◆ **OBJECTIVE**
How many lines of the records below contain the word "скучать"? Answer with the number alone.

___ EXTRACTED ENTRIES ___

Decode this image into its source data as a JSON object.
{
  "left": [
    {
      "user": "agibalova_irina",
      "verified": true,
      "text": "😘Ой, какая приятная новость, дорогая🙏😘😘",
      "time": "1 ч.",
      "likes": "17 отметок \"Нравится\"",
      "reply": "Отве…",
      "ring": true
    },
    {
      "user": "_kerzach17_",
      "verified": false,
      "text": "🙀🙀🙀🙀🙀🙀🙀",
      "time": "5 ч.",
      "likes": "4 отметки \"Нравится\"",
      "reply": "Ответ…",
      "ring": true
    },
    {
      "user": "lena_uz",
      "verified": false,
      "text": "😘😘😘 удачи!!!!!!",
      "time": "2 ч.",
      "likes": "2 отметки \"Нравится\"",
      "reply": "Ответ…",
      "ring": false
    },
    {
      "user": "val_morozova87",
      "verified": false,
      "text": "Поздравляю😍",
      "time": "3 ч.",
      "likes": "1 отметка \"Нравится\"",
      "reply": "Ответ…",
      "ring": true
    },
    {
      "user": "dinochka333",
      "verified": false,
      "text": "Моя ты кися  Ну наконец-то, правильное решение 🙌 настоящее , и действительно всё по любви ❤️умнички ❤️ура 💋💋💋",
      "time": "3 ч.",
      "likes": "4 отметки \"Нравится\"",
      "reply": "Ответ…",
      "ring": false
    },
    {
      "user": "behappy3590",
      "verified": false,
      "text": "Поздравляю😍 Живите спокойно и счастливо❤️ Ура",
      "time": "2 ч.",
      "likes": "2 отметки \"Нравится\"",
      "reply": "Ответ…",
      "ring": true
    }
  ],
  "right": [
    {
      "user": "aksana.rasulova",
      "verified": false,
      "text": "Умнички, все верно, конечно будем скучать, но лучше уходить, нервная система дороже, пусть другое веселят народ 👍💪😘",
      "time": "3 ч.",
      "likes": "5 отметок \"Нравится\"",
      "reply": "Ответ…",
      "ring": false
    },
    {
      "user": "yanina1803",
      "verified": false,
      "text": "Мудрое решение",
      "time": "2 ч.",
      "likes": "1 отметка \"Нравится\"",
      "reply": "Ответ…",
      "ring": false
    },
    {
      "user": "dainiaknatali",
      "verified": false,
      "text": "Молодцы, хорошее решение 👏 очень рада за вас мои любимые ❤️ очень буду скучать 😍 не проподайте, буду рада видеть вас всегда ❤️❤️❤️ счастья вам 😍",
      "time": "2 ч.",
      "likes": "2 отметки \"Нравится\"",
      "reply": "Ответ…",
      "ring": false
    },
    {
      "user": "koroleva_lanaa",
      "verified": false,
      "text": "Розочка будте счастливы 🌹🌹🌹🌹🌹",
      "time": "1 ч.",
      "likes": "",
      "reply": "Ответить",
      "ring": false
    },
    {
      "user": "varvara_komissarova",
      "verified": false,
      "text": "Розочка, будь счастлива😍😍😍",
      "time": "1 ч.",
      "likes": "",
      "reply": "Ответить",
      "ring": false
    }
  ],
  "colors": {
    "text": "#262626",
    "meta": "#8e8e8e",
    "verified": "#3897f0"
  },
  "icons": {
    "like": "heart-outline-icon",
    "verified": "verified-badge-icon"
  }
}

___

◆ **THE ANSWER**
2